* [DESCRIPTION OF THE TASK] The records that follow must be reproduced in full, exactly as written.

* [INFORMATION GIVEN]

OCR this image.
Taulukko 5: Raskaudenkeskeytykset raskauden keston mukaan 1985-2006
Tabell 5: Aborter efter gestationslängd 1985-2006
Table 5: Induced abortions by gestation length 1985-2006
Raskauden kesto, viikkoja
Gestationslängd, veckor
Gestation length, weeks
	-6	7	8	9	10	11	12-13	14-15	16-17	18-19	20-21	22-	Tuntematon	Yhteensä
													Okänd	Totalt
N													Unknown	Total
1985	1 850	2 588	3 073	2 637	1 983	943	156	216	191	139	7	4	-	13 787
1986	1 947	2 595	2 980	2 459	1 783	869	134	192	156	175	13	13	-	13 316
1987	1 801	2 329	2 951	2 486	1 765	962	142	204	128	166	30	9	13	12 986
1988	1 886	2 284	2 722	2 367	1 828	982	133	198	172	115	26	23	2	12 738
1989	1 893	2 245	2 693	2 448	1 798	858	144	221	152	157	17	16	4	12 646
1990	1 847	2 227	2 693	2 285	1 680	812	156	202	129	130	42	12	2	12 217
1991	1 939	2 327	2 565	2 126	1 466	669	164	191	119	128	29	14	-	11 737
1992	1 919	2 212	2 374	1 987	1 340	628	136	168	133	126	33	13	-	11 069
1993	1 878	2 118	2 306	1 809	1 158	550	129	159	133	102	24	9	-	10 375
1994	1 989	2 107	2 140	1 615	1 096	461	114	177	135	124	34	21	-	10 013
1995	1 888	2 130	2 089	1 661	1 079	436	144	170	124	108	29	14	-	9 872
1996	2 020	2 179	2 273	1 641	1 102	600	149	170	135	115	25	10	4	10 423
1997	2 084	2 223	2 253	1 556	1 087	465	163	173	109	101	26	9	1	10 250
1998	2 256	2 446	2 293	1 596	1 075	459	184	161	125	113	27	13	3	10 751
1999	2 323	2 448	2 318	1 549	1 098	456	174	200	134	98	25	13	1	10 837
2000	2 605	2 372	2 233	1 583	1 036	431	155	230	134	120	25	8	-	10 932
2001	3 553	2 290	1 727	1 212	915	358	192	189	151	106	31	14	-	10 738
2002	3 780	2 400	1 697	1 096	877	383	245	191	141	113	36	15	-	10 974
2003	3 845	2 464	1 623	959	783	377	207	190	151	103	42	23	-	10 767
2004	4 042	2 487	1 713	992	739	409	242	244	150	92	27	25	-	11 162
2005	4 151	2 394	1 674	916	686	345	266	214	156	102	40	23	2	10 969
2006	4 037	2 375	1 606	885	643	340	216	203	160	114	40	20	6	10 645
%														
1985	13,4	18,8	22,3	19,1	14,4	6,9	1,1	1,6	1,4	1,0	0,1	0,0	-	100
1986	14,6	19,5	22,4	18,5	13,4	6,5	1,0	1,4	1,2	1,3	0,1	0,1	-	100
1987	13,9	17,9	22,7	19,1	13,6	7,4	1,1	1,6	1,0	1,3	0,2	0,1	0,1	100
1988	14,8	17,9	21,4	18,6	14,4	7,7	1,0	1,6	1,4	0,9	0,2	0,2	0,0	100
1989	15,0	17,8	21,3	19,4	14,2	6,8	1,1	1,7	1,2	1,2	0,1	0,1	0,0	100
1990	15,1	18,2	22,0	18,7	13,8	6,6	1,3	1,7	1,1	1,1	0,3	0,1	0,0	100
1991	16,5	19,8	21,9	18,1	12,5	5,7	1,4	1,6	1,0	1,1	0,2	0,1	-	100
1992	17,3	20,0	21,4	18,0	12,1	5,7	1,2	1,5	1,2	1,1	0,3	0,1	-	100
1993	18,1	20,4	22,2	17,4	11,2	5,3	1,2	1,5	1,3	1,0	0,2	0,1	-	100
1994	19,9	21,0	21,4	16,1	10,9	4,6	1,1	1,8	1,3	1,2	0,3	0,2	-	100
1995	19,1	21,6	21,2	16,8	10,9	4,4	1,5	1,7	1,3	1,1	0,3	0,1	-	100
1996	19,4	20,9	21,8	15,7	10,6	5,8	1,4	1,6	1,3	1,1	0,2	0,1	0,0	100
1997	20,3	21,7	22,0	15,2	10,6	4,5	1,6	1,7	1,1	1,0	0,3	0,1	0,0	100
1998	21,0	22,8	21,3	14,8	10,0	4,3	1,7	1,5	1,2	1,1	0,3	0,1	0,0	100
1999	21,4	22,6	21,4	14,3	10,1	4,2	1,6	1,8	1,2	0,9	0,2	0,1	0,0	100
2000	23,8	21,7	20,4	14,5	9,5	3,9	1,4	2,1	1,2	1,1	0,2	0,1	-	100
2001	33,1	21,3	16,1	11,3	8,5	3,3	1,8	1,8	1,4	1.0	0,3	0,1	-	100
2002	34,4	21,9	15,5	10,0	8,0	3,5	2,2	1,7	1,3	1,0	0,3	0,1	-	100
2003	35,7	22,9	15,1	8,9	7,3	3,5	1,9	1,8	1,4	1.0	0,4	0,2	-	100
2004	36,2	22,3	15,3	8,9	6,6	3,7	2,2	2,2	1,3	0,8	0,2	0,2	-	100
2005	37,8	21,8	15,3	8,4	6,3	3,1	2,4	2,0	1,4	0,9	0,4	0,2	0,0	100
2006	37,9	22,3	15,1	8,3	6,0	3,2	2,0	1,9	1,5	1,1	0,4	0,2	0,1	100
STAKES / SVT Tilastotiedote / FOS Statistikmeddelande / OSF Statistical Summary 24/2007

* [TASK SOLUTION]
OCR this image.
Taulukko 5: Raskaudenkeskeytykset raskauden keston mukaan 1985-2006
Tabell 5: Aborter efter gestationslängd 1985-2006
Table 5: Induced abortions by gestation length 1985-2006
Raskauden kesto, viikkoja
Gestationslängd, veckor
Gestation length, weeks
	-6	7	8	9	10	11	12-13	14-15	16-17	18-19	20-21	22-	Tuntematon	Yhteensä
													Okänd	Totalt
N													Unknown	Total
1985	1 850	2 588	3 073	2 637	1 983	943	156	216	191	139	7	4	-	13 787
1986	1 947	2 595	2 980	2 459	1 783	869	134	192	156	175	13	13	-	13 316
1987	1 801	2 329	2 951	2 486	1 765	962	142	204	128	166	30	9	13	12 986
1988	1 886	2 284	2 722	2 367	1 828	982	133	198	172	115	26	23	2	12 738
1989	1 893	2 245	2 693	2 448	1 798	858	144	221	152	157	17	16	4	12 646
1990	1 847	2 227	2 693	2 285	1 680	812	156	202	129	130	42	12	2	12 217
1991	1 939	2 327	2 565	2 126	1 466	669	164	191	119	128	29	14	-	11 737
1992	1 919	2 212	2 374	1 987	1 340	628	136	168	133	126	33	13	-	11 069
1993	1 878	2 118	2 306	1 809	1 158	550	129	159	133	102	24	9	-	10 375
1994	1 989	2 107	2 140	1 615	1 096	461	114	177	135	124	34	21	-	10 013
1995	1 888	2 130	2 089	1 661	1 079	436	144	170	124	108	29	14	-	9 872
1996	2 020	2 179	2 273	1 641	1 102	600	149	170	135	115	25	10	4	10 423
1997	2 084	2 223	2 253	1 556	1 087	465	163	173	109	101	26	9	1	10 250
1998	2 256	2 446	2 293	1 596	1 075	459	184	161	125	113	27	13	3	10 751
1999	2 323	2 448	2 318	1 549	1 098	456	174	200	134	98	25	13	1	10 837
2000	2 605	2 372	2 233	1 583	1 036	431	155	230	134	120	25	8	-	10 932
2001	3 553	2 290	1 727	1 212	915	358	192	189	151	106	31	14	-	10 738
2002	3 780	2 400	1 697	1 096	877	383	245	191	141	113	36	15	-	10 974
2003	3 845	2 464	1 623	959	783	377	207	190	151	103	42	23	-	10 767
2004	4 042	2 487	1 713	992	739	409	242	244	150	92	27	25	-	11 162
2005	4 151	2 394	1 674	916	686	345	266	214	156	102	40	23	2	10 969
2006	4 037	2 375	1 606	885	643	340	216	203	160	114	40	20	6	10 645
%														
1985	13,4	18,8	22,3	19,1	14,4	6,9	1,1	1,6	1,4	1,0	0,1	0,0	-	100
1986	14,6	19,5	22,4	18,5	13,4	6,5	1,0	1,4	1,2	1,3	0,1	0,1	-	100
1987	13,9	17,9	22,7	19,1	13,6	7,4	1,1	1,6	1,0	1,3	0,2	0,1	0,1	100
1988	14,8	17,9	21,4	18,6	14,4	7,7	1,0	1,6	1,4	0,9	0,2	0,2	0,0	100
1989	15,0	17,8	21,3	19,4	14,2	6,8	1,1	1,7	1,2	1,2	0,1	0,1	0,0	100
1990	15,1	18,2	22,0	18,7	13,8	6,6	1,3	1,7	1,1	1,1	0,3	0,1	0,0	100
1991	16,5	19,8	21,9	18,1	12,5	5,7	1,4	1,6	1,0	1,1	0,2	0,1	-	100
1992	17,3	20,0	21,4	18,0	12,1	5,7	1,2	1,5	1,2	1,1	0,3	0,1	-	100
1993	18,1	20,4	22,2	17,4	11,2	5,3	1,2	1,5	1,3	1,0	0,2	0,1	-	100
1994	19,9	21,0	21,4	16,1	10,9	4,6	1,1	1,8	1,3	1,2	0,3	0,2	-	100
1995	19,1	21,6	21,2	16,8	10,9	4,4	1,5	1,7	1,3	1,1	0,3	0,1	-	100
1996	19,4	20,9	21,8	15,7	10,6	5,8	1,4	1,6	1,3	1,1	0,2	0,1	0,0	100
1997	20,3	21,7	22,0	15,2	10,6	4,5	1,6	1,7	1,1	1,0	0,3	0,1	0,0	100
1998	21,0	22,8	21,3	14,8	10,0	4,3	1,7	1,5	1,2	1,1	0,3	0,1	0,0	100
1999	21,4	22,6	21,4	14,3	10,1	4,2	1,6	1,8	1,2	0,9	0,2	0,1	0,0	100
2000	23,8	21,7	20,4	14,5	9,5	3,9	1,4	2,1	1,2	1,1	0,2	0,1	-	100
2001	33,1	21,3	16,1	11,3	8,5	3,3	1,8	1,8	1,4	1.0	0,3	0,1	-	100
2002	34,4	21,9	15,5	10,0	8,0	3,5	2,2	1,7	1,3	1,0	0,3	0,1	-	100
2003	35,7	22,9	15,1	8,9	7,3	3,5	1,9	1,8	1,4	1.0	0,4	0,2	-	100
2004	36,2	22,3	15,3	8,9	6,6	3,7	2,2	2,2	1,3	0,8	0,2	0,2	-	100
2005	37,8	21,8	15,3	8,4	6,3	3,1	2,4	2,0	1,4	0,9	0,4	0,2	0,0	100
2006	37,9	22,3	15,1	8,3	6,0	3,2	2,0	1,9	1,5	1,1	0,4	0,2	0,1	100
STAKES / SVT Tilastotiedote / FOS Statistikmeddelande / OSF Statistical Summary 24/2007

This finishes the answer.